◆ Exercise requirements: Show all lines of the listing that hold the word "icon".

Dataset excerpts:
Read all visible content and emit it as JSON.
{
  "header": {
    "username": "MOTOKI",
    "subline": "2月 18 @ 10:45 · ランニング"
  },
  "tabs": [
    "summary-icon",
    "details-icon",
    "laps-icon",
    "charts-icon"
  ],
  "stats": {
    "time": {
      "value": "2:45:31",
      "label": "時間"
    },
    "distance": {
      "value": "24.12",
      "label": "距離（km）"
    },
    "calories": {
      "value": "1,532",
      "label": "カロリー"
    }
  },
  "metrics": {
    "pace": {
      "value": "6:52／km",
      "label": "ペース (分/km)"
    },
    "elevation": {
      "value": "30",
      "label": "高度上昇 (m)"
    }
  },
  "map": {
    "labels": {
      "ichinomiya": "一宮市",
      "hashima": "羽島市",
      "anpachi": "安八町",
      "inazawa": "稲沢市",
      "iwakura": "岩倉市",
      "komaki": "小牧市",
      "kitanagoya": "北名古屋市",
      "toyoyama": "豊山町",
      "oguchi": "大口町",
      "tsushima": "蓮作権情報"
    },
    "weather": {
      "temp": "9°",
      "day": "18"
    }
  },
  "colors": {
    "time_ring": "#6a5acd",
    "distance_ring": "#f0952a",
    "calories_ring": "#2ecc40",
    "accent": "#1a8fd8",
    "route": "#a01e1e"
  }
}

◆ Expected output:
    "summary-icon",
    "details-icon",
    "laps-icon",
    "charts-icon"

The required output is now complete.